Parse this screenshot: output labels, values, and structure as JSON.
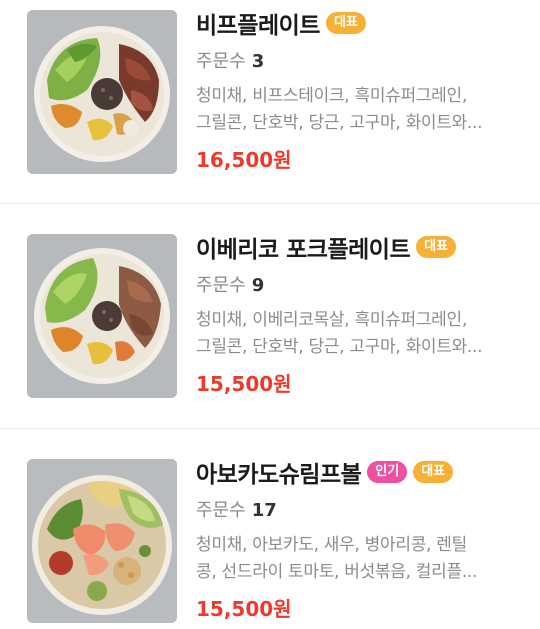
{
  "menu": {
    "items": [
      {
        "name": "비프플레이트",
        "badges": [
          {
            "label": "대표",
            "kind": "rep",
            "color": "#f6b036"
          }
        ],
        "orders_label": "주문수",
        "orders_count": "3",
        "desc_line1": "청미채, 비프스테이크, 흑미슈퍼그레인,",
        "desc_line2": "그릴콘, 단호박, 당근, 고구마, 화이트와...",
        "price": "16,500원",
        "image": "beef-salad-bowl"
      },
      {
        "name": "이베리코 포크플레이트",
        "badges": [
          {
            "label": "대표",
            "kind": "rep",
            "color": "#f6b036"
          }
        ],
        "orders_label": "주문수",
        "orders_count": "9",
        "desc_line1": "청미채, 이베리코목살, 흑미슈퍼그레인,",
        "desc_line2": "그릴콘, 단호박, 당근, 고구마, 화이트와...",
        "price": "15,500원",
        "image": "pork-salad-bowl"
      },
      {
        "name": "아보카도슈림프볼",
        "badges": [
          {
            "label": "인기",
            "kind": "pop",
            "color": "#ee4fa0"
          },
          {
            "label": "대표",
            "kind": "rep",
            "color": "#f6b036"
          }
        ],
        "orders_label": "주문수",
        "orders_count": "17",
        "desc_line1": "청미채, 아보카도, 새우, 병아리콩, 렌틸",
        "desc_line2": "콩, 선드라이 토마토, 버섯볶음, 컬리플...",
        "price": "15,500원",
        "image": "avocado-shrimp-bowl"
      }
    ]
  },
  "colors": {
    "price": "#ec3b2b",
    "badge_rep": "#f6b036",
    "badge_pop": "#ee4fa0"
  }
}
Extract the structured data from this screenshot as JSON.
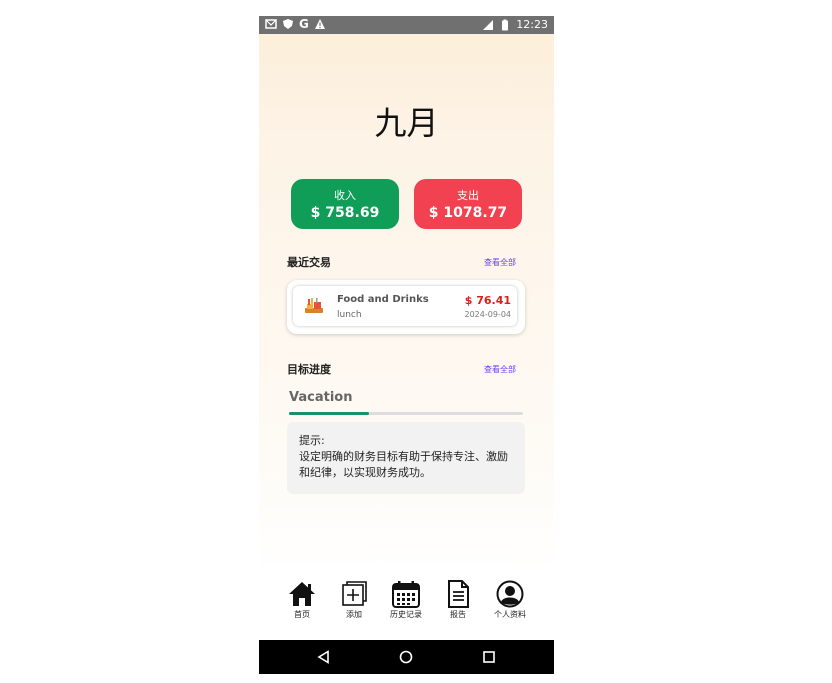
{
  "status_bar": {
    "time": "12:23",
    "left_icons": [
      "gmail-icon",
      "shield-icon",
      "google-icon",
      "warning-icon"
    ],
    "right_icons": [
      "signal-icon",
      "battery-icon"
    ]
  },
  "header": {
    "month": "九月"
  },
  "summary": {
    "income": {
      "label": "收入",
      "amount": "$ 758.69",
      "color": "#0f9d58"
    },
    "expense": {
      "label": "支出",
      "amount": "$ 1078.77",
      "color": "#f24150"
    }
  },
  "recent": {
    "title": "最近交易",
    "see_all": "查看全部",
    "transactions": [
      {
        "category": "Food and Drinks",
        "note": "lunch",
        "amount": "$ 76.41",
        "date": "2024-09-04",
        "icon": "food-icon"
      }
    ]
  },
  "goals": {
    "title": "目标进度",
    "see_all": "查看全部",
    "items": [
      {
        "name": "Vacation",
        "progress": 0.34
      }
    ]
  },
  "tip": {
    "title": "提示:",
    "body": "设定明确的财务目标有助于保持专注、激励和纪律，以实现财务成功。"
  },
  "nav": [
    {
      "label": "首页",
      "icon": "home-icon"
    },
    {
      "label": "添加",
      "icon": "add-icon"
    },
    {
      "label": "历史记录",
      "icon": "calendar-icon"
    },
    {
      "label": "报告",
      "icon": "report-icon"
    },
    {
      "label": "个人资料",
      "icon": "profile-icon"
    }
  ],
  "system_nav": [
    "back-icon",
    "home-circle-icon",
    "recents-icon"
  ]
}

────────

_Directions:_
Quote every line word for word and keep the images out of the copy.

_Result:_
Parse this screenshot: output labels, values, and structure as JSON.
{
  "menu": {
    "items": [
      {
        "name": "비프플레이트",
        "badges": [
          {
            "label": "대표",
            "kind": "rep",
            "color": "#f6b036"
          }
        ],
        "orders_label": "주문수",
        "orders_count": "3",
        "desc_line1": "청미채, 비프스테이크, 흑미슈퍼그레인,",
        "desc_line2": "그릴콘, 단호박, 당근, 고구마, 화이트와...",
        "price": "16,500원",
        "image": "beef-salad-bowl"
      },
      {
        "name": "이베리코 포크플레이트",
        "badges": [
          {
            "label": "대표",
            "kind": "rep",
            "color": "#f6b036"
          }
        ],
        "orders_label": "주문수",
        "orders_count": "9",
        "desc_line1": "청미채, 이베리코목살, 흑미슈퍼그레인,",
        "desc_line2": "그릴콘, 단호박, 당근, 고구마, 화이트와...",
        "price": "15,500원",
        "image": "pork-salad-bowl"
      },
      {
        "name": "아보카도슈림프볼",
        "badges": [
          {
            "label": "인기",
            "kind": "pop",
            "color": "#ee4fa0"
          },
          {
            "label": "대표",
            "kind": "rep",
            "color": "#f6b036"
          }
        ],
        "orders_label": "주문수",
        "orders_count": "17",
        "desc_line1": "청미채, 아보카도, 새우, 병아리콩, 렌틸",
        "desc_line2": "콩, 선드라이 토마토, 버섯볶음, 컬리플...",
        "price": "15,500원",
        "image": "avocado-shrimp-bowl"
      }
    ]
  },
  "colors": {
    "price": "#ec3b2b",
    "badge_rep": "#f6b036",
    "badge_pop": "#ee4fa0"
  }
}
Extract the structured data from this screenshot as JSON.
{
  "status_bar": {
    "time": "12:23",
    "left_icons": [
      "gmail-icon",
      "shield-icon",
      "google-icon",
      "warning-icon"
    ],
    "right_icons": [
      "signal-icon",
      "battery-icon"
    ]
  },
  "header": {
    "month": "九月"
  },
  "summary": {
    "income": {
      "label": "收入",
      "amount": "$ 758.69",
      "color": "#0f9d58"
    },
    "expense": {
      "label": "支出",
      "amount": "$ 1078.77",
      "color": "#f24150"
    }
  },
  "recent": {
    "title": "最近交易",
    "see_all": "查看全部",
    "transactions": [
      {
        "category": "Food and Drinks",
        "note": "lunch",
        "amount": "$ 76.41",
        "date": "2024-09-04",
        "icon": "food-icon"
      }
    ]
  },
  "goals": {
    "title": "目标进度",
    "see_all": "查看全部",
    "items": [
      {
        "name": "Vacation",
        "progress": 0.34
      }
    ]
  },
  "tip": {
    "title": "提示:",
    "body": "设定明确的财务目标有助于保持专注、激励和纪律，以实现财务成功。"
  },
  "nav": [
    {
      "label": "首页",
      "icon": "home-icon"
    },
    {
      "label": "添加",
      "icon": "add-icon"
    },
    {
      "label": "历史记录",
      "icon": "calendar-icon"
    },
    {
      "label": "报告",
      "icon": "report-icon"
    },
    {
      "label": "个人资料",
      "icon": "profile-icon"
    }
  ],
  "system_nav": [
    "back-icon",
    "home-circle-icon",
    "recents-icon"
  ]
}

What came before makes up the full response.